What you have to do
Change every "slice-label" in the rows below to "segment-label", keeping everything else unchanged, and omit the pictures from your answer.

Records from a dataset
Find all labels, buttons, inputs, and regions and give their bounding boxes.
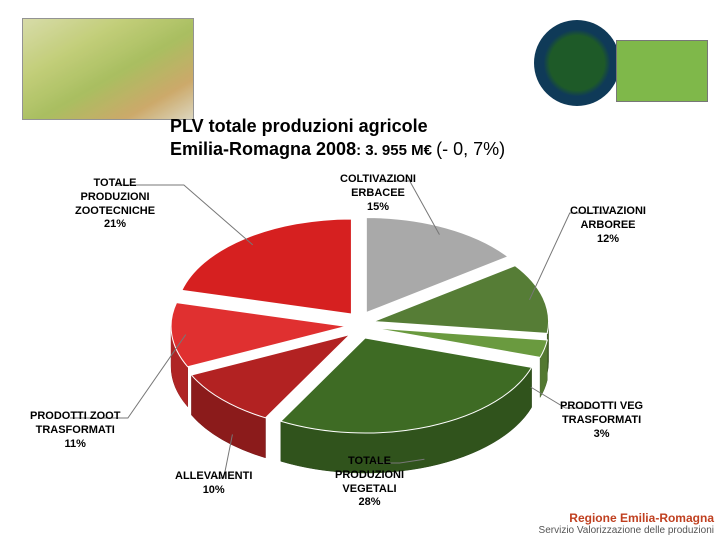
footer-logo: Regione Emilia-Romagna Servizio Valorizz… [539,512,714,536]
footer-region: Regione Emilia-Romagna [539,512,714,525]
slice-label: TOTALE PRODUZIONI ZOOTECNICHE 21% [75,177,155,232]
title-change: (- 0, 7%) [436,139,505,159]
footer-sub: Servizio Valorizzazione delle produzioni [539,525,714,536]
title-line2b: : 3. 955 M€ [356,142,436,159]
pie-chart: COLTIVAZIONI ERBACEE 15% COLTIVAZIONI ARB… [0,165,720,515]
slice-label: COLTIVAZIONI ARBOREE 12% [570,205,646,246]
pie-slice [182,219,352,314]
title-line1: PLV totale produzioni agricole [170,116,428,136]
region-map-image [22,18,194,120]
slice-label: COLTIVAZIONI ERBACEE 15% [340,173,416,214]
slice-label: PRODOTTI ZOOT TRASFORMATI 11% [30,410,120,451]
slice-label: PRODOTTI VEG TRASFORMATI 3% [560,400,643,441]
slice-label: ALLEVAMENTI 10% [175,470,252,498]
title-line2a: Emilia-Romagna 2008 [170,139,356,159]
chart-title: PLV totale produzioni agricole Emilia-Ro… [170,115,710,162]
header-images [0,8,720,118]
organic-logo-icon [534,20,620,106]
slice-label: TOTALE PRODUZIONI VEGETALI 28% [335,455,404,510]
eu-organic-logo-icon [616,40,708,102]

Answer below
Find all labels, buttons, inputs, and regions and give their bounding boxes.
footer-logo: Regione Emilia-Romagna Servizio Valorizz… [539,512,714,536]
footer-region: Regione Emilia-Romagna [539,512,714,525]
segment-label: TOTALE PRODUZIONI ZOOTECNICHE 21% [75,177,155,232]
title-change: (- 0, 7%) [436,139,505,159]
footer-sub: Servizio Valorizzazione delle produzioni [539,525,714,536]
title-line2b: : 3. 955 M€ [356,142,436,159]
pie-chart: COLTIVAZIONI ERBACEE 15% COLTIVAZIONI ARB… [0,165,720,515]
segment-label: COLTIVAZIONI ARBOREE 12% [570,205,646,246]
pie-slice [182,219,352,314]
title-line1: PLV totale produzioni agricole [170,116,428,136]
region-map-image [22,18,194,120]
segment-label: COLTIVAZIONI ERBACEE 15% [340,173,416,214]
segment-label: PRODOTTI ZOOT TRASFORMATI 11% [30,410,120,451]
segment-label: PRODOTTI VEG TRASFORMATI 3% [560,400,643,441]
segment-label: ALLEVAMENTI 10% [175,470,252,498]
title-line2a: Emilia-Romagna 2008 [170,139,356,159]
chart-title: PLV totale produzioni agricole Emilia-Ro… [170,115,710,162]
header-images [0,8,720,118]
organic-logo-icon [534,20,620,106]
segment-label: TOTALE PRODUZIONI VEGETALI 28% [335,455,404,510]
eu-organic-logo-icon [616,40,708,102]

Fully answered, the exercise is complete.